--- START OF Record extracts ---

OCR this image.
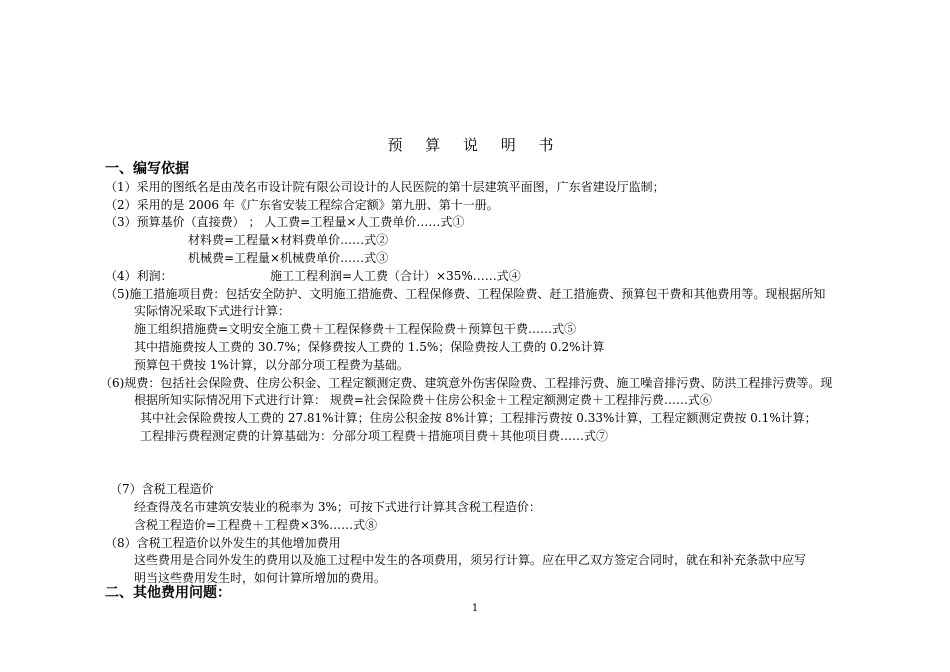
预 算 说 明 书
一、编写依据
（1）采用的图纸名是由茂名市设计院有限公司设计的人民医院的第十层建筑平面图，广东省建设厅监制；
（2）采用的是 2006 年《广东省安装工程综合定额》第九册、第十一册。
（3）预算基价（直接费） ； 人工费=工程量×人工费单价……式①
材料费=工程量×材料费单价……式②
机械费=工程量×机械费单价……式③
（4）利润：	施工工程利润=人工费（合计）×35%……式④
（5)施工措施项目费：包括安全防护、文明施工措施费、工程保修费、工程保险费、赶工措施费、预算包干费和其他费用等。现根据所知
实际情况采取下式进行计算：
施工组织措施费=文明安全施工费＋工程保修费＋工程保险费＋预算包干费……式⑤
其中措施费按人工费的 30.7%；保修费按人工费的 1.5%；保险费按人工费的 0.2%计算
预算包干费按 1%计算，以分部分项工程费为基础。
（6)规费：包括社会保险费、住房公积金、工程定额测定费、建筑意外伤害保险费、工程排污费、施工噪音排污费、防洪工程排污费等。现
根据所知实际情况用下式进行计算： 规费=社会保险费＋住房公积金＋工程定额测定费＋工程排污费……式⑥
其中社会保险费按人工费的 27.81%计算；住房公积金按 8%计算；工程排污费按 0.33%计算，工程定额测定费按 0.1%计算；
工程排污费程测定费的计算基础为：分部分项工程费＋措施项目费＋其他项目费……式⑦
（7）含税工程造价
经查得茂名市建筑安装业的税率为 3%；可按下式进行计算其含税工程造价：
含税工程造价=工程费＋工程费×3%……式⑧
（8）含税工程造价以外发生的其他增加费用
这些费用是合同外发生的费用以及施工过程中发生的各项费用，须另行计算。应在甲乙双方签定合同时，就在和补充条款中应写
明当这些费用发生时，如何计算所增加的费用。
二、其他费用问题：
1
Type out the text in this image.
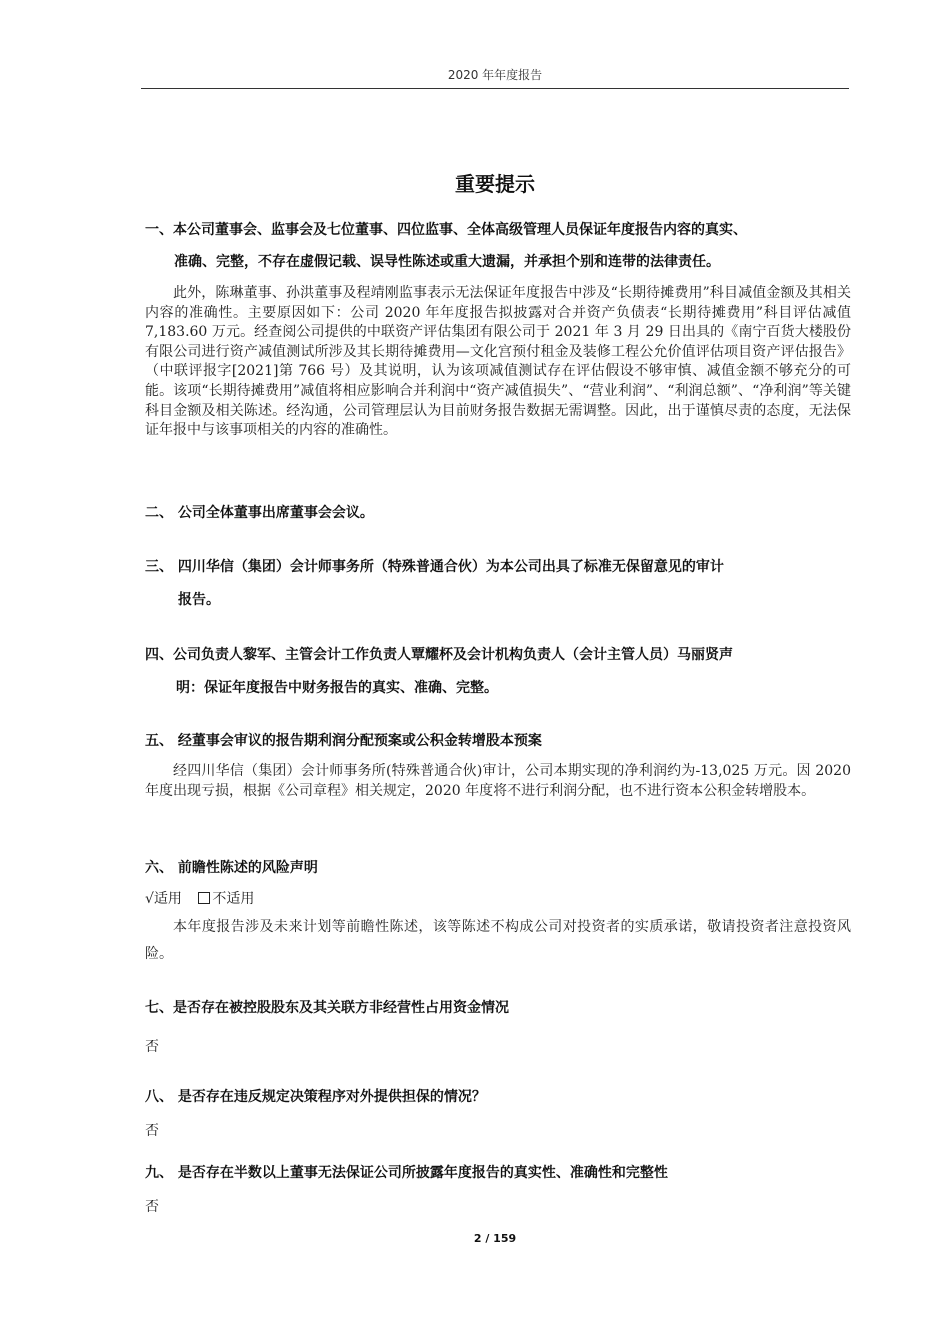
2020 年年度报告
重要提示
一、本公司董事会、监事会及七位董事、四位监事、全体高级管理人员保证年度报告内容的真实、
准确、完整，不存在虚假记载、误导性陈述或重大遗漏，并承担个别和连带的法律责任。
此外，陈琳董事、孙洪董事及程靖刚监事表示无法保证年度报告中涉及“长期待摊费用”科目减值金额及其相关内容的准确性。主要原因如下：公司 2020 年年度报告拟披露对合并资产负债表“长期待摊费用”科目评估减值 7,183.60 万元。经查阅公司提供的中联资产评估集团有限公司于 2021 年 3 月 29 日出具的《南宁百货大楼股份有限公司进行资产减值测试所涉及其长期待摊费用—文化宫预付租金及装修工程公允价值评估项目资产评估报告》（中联评报字[2021]第 766 号）及其说明，认为该项减值测试存在评估假设不够审慎、减值金额不够充分的可能。该项“长期待摊费用”减值将相应影响合并利润中“资产减值损失”、“营业利润”、“利润总额”、“净利润”等关键科目金额及相关陈述。经沟通，公司管理层认为目前财务报告数据无需调整。因此，出于谨慎尽责的态度，无法保证年报中与该事项相关的内容的准确性。
二、 公司全体董事出席董事会会议。
三、 四川华信（集团）会计师事务所（特殊普通合伙）为本公司出具了标准无保留意见的审计
报告。
四、公司负责人黎军、主管会计工作负责人覃耀杯及会计机构负责人（会计主管人员）马丽贤声
明：保证年度报告中财务报告的真实、准确、完整。
五、 经董事会审议的报告期利润分配预案或公积金转增股本预案
经四川华信（集团）会计师事务所(特殊普通合伙)审计，公司本期实现的净利润约为-13,025 万元。因 2020 年度出现亏损，根据《公司章程》相关规定，2020 年度将不进行利润分配，也不进行资本公积金转增股本。
六、 前瞻性陈述的风险声明
√适用 不适用
本年度报告涉及未来计划等前瞻性陈述，该等陈述不构成公司对投资者的实质承诺，敬请投资者注意投资风险。
七、是否存在被控股股东及其关联方非经营性占用资金情况
否
八、 是否存在违反规定决策程序对外提供担保的情况？
否
九、 是否存在半数以上董事无法保证公司所披露年度报告的真实性、准确性和完整性
否
2 / 159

--- END OF Record extracts ---

What to do ▸ Quote every entry exactly, with the pictures omitted.

Response ▸
OCR this image.
预 算 说 明 书
一、编写依据
（1）采用的图纸名是由茂名市设计院有限公司设计的人民医院的第十层建筑平面图，广东省建设厅监制；
（2）采用的是 2006 年《广东省安装工程综合定额》第九册、第十一册。
（3）预算基价（直接费） ； 人工费=工程量×人工费单价……式①
材料费=工程量×材料费单价……式②
机械费=工程量×机械费单价……式③
（4）利润：	施工工程利润=人工费（合计）×35%……式④
（5)施工措施项目费：包括安全防护、文明施工措施费、工程保修费、工程保险费、赶工措施费、预算包干费和其他费用等。现根据所知
实际情况采取下式进行计算：
施工组织措施费=文明安全施工费＋工程保修费＋工程保险费＋预算包干费……式⑤
其中措施费按人工费的 30.7%；保修费按人工费的 1.5%；保险费按人工费的 0.2%计算
预算包干费按 1%计算，以分部分项工程费为基础。
（6)规费：包括社会保险费、住房公积金、工程定额测定费、建筑意外伤害保险费、工程排污费、施工噪音排污费、防洪工程排污费等。现
根据所知实际情况用下式进行计算： 规费=社会保险费＋住房公积金＋工程定额测定费＋工程排污费……式⑥
其中社会保险费按人工费的 27.81%计算；住房公积金按 8%计算；工程排污费按 0.33%计算，工程定额测定费按 0.1%计算；
工程排污费程测定费的计算基础为：分部分项工程费＋措施项目费＋其他项目费……式⑦
（7）含税工程造价
经查得茂名市建筑安装业的税率为 3%；可按下式进行计算其含税工程造价：
含税工程造价=工程费＋工程费×3%……式⑧
（8）含税工程造价以外发生的其他增加费用
这些费用是合同外发生的费用以及施工过程中发生的各项费用，须另行计算。应在甲乙双方签定合同时，就在和补充条款中应写
明当这些费用发生时，如何计算所增加的费用。
二、其他费用问题：
1
Type out the text in this image.
2020 年年度报告
重要提示
一、本公司董事会、监事会及七位董事、四位监事、全体高级管理人员保证年度报告内容的真实、
准确、完整，不存在虚假记载、误导性陈述或重大遗漏，并承担个别和连带的法律责任。
此外，陈琳董事、孙洪董事及程靖刚监事表示无法保证年度报告中涉及“长期待摊费用”科目减值金额及其相关内容的准确性。主要原因如下：公司 2020 年年度报告拟披露对合并资产负债表“长期待摊费用”科目评估减值 7,183.60 万元。经查阅公司提供的中联资产评估集团有限公司于 2021 年 3 月 29 日出具的《南宁百货大楼股份有限公司进行资产减值测试所涉及其长期待摊费用—文化宫预付租金及装修工程公允价值评估项目资产评估报告》（中联评报字[2021]第 766 号）及其说明，认为该项减值测试存在评估假设不够审慎、减值金额不够充分的可能。该项“长期待摊费用”减值将相应影响合并利润中“资产减值损失”、“营业利润”、“利润总额”、“净利润”等关键科目金额及相关陈述。经沟通，公司管理层认为目前财务报告数据无需调整。因此，出于谨慎尽责的态度，无法保证年报中与该事项相关的内容的准确性。
二、 公司全体董事出席董事会会议。
三、 四川华信（集团）会计师事务所（特殊普通合伙）为本公司出具了标准无保留意见的审计
报告。
四、公司负责人黎军、主管会计工作负责人覃耀杯及会计机构负责人（会计主管人员）马丽贤声
明：保证年度报告中财务报告的真实、准确、完整。
五、 经董事会审议的报告期利润分配预案或公积金转增股本预案
经四川华信（集团）会计师事务所(特殊普通合伙)审计，公司本期实现的净利润约为-13,025 万元。因 2020 年度出现亏损，根据《公司章程》相关规定，2020 年度将不进行利润分配，也不进行资本公积金转增股本。
六、 前瞻性陈述的风险声明
√适用 不适用
本年度报告涉及未来计划等前瞻性陈述，该等陈述不构成公司对投资者的实质承诺，敬请投资者注意投资风险。
七、是否存在被控股股东及其关联方非经营性占用资金情况
否
八、 是否存在违反规定决策程序对外提供担保的情况？
否
九、 是否存在半数以上董事无法保证公司所披露年度报告的真实性、准确性和完整性
否
2 / 159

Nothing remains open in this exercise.